> **Work instructions**:
Look at each line of the records and count those with "辽宁铁岭" in them. Please answer with the count alone.

┌─ Data rows

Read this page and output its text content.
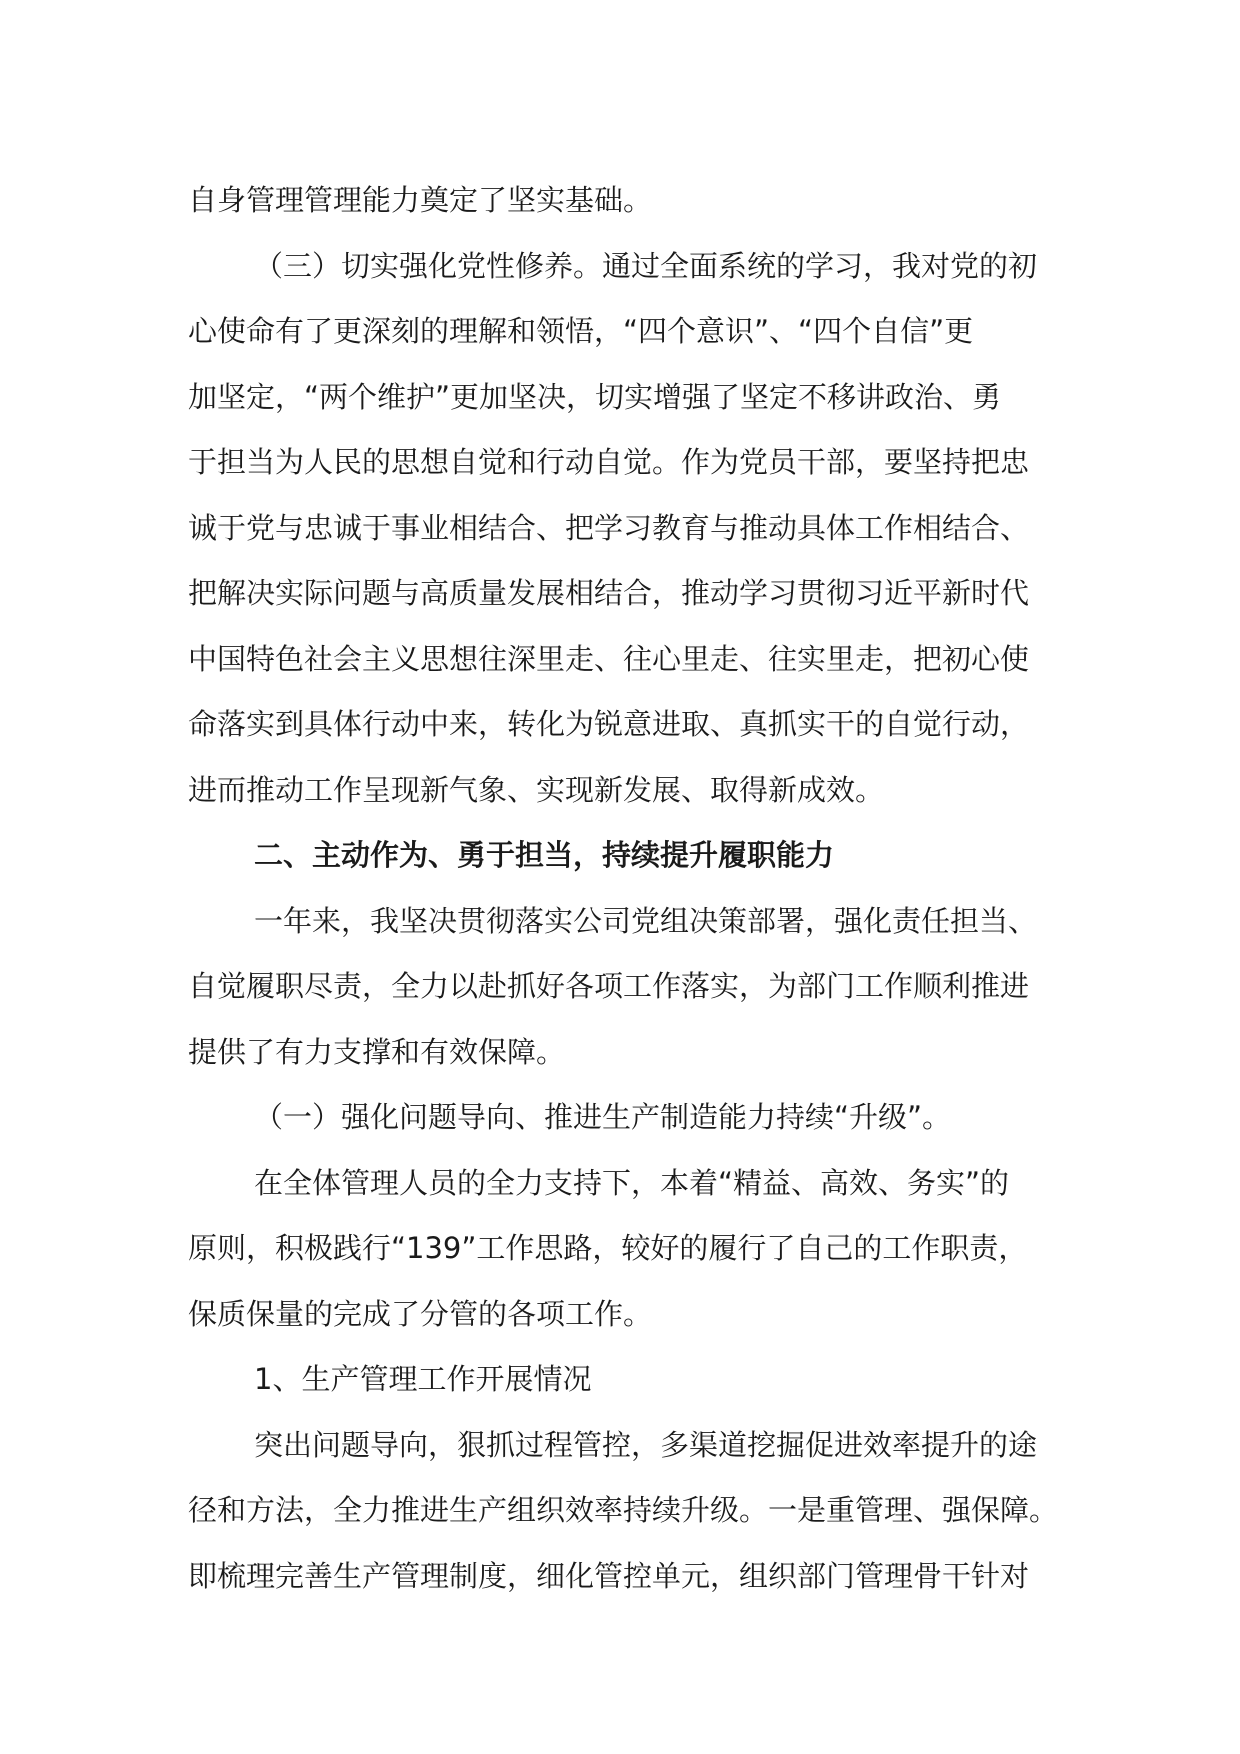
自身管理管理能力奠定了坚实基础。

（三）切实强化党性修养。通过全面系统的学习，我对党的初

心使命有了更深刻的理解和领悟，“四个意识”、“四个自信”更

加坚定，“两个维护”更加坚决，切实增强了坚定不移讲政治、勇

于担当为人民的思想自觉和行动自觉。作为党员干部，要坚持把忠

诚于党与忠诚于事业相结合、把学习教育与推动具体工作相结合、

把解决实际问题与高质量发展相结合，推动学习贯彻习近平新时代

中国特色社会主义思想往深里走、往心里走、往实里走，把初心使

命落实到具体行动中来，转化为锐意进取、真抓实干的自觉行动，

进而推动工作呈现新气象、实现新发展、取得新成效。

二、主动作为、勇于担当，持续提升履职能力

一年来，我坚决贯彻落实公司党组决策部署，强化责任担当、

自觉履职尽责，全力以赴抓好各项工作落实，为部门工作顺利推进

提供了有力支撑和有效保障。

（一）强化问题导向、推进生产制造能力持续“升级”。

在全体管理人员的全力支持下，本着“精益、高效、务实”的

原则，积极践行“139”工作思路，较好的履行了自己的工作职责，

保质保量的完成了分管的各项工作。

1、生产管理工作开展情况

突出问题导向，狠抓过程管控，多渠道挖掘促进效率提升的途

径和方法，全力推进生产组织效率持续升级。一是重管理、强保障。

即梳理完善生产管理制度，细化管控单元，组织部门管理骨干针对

└─
┌─ Data rows

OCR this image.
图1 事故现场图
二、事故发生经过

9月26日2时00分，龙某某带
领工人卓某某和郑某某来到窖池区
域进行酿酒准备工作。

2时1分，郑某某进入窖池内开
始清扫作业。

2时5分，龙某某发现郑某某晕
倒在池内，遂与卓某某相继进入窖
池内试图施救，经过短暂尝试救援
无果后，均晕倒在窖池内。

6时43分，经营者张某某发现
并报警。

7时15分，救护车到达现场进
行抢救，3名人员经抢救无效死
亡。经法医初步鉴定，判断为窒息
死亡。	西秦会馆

└─
┌─ Data rows

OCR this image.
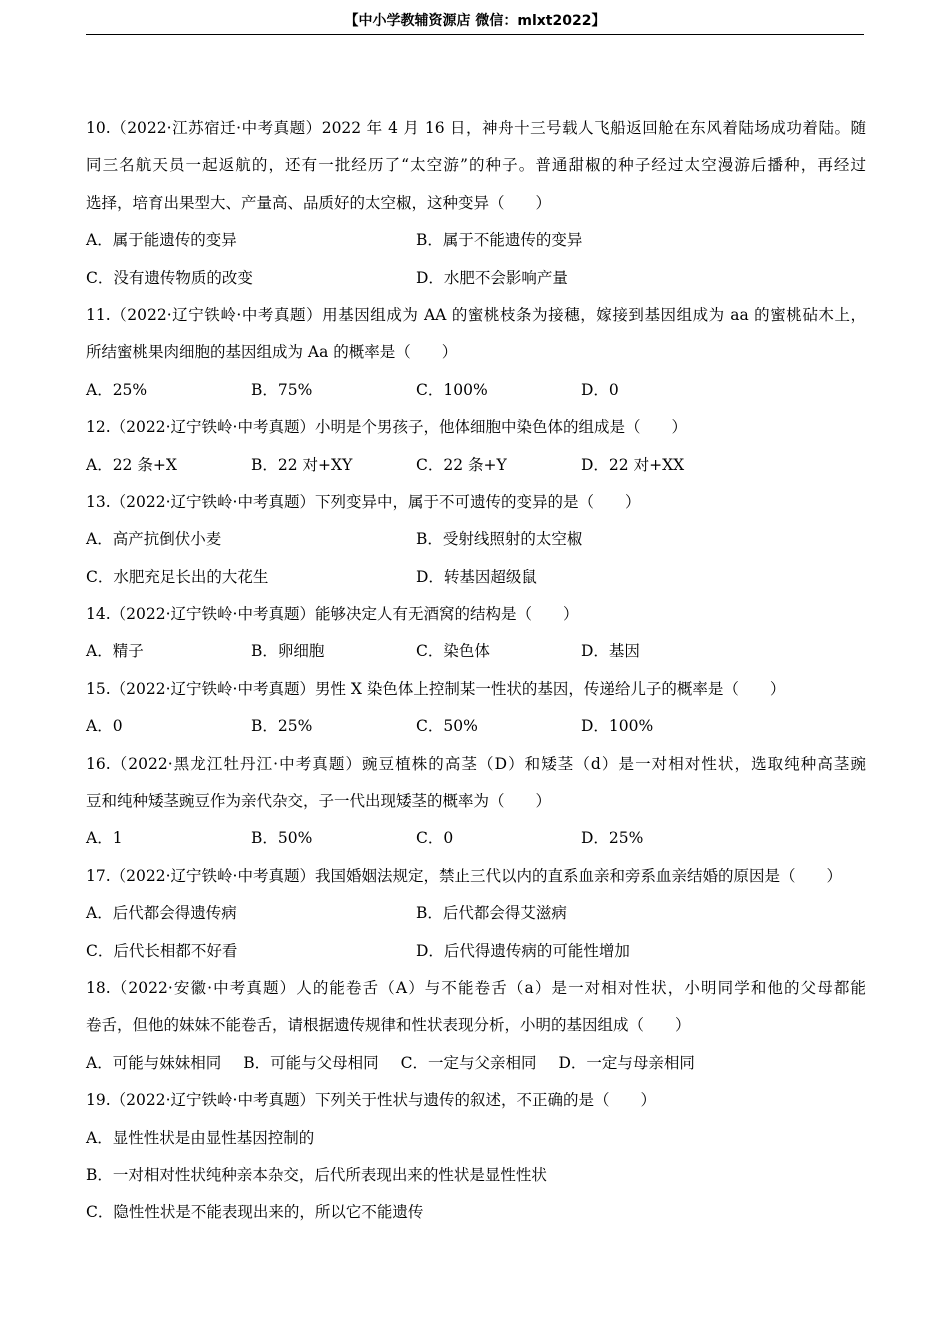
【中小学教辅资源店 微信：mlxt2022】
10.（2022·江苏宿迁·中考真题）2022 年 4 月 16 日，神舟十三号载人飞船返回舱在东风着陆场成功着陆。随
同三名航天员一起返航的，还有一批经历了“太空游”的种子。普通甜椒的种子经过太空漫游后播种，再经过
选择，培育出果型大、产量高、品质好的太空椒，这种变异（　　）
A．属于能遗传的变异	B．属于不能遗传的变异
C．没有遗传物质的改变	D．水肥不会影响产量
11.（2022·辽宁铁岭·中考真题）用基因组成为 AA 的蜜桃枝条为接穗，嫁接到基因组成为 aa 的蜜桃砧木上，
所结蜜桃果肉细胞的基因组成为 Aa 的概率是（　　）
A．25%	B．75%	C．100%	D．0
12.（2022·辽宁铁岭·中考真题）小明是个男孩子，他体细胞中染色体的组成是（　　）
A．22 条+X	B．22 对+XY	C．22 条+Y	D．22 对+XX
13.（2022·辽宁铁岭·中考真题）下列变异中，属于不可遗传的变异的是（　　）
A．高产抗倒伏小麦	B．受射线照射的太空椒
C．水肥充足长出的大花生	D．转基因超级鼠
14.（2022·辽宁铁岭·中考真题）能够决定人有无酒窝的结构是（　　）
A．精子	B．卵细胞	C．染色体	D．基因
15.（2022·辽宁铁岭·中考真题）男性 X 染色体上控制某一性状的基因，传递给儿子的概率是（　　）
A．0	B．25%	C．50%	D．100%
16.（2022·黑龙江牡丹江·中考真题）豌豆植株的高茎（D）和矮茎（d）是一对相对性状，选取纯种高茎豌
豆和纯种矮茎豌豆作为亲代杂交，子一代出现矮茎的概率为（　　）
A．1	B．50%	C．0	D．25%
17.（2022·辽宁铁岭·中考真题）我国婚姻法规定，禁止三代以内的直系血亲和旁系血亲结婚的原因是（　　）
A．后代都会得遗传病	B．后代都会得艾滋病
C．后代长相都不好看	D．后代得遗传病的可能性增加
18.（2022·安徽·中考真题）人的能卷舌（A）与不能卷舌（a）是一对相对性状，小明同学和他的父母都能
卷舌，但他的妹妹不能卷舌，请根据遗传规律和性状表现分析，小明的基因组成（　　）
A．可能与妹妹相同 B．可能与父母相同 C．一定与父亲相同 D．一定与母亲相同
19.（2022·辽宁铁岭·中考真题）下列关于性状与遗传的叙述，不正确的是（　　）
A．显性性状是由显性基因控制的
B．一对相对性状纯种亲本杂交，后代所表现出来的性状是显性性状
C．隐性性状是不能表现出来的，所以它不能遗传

└─

> **The solution**:
7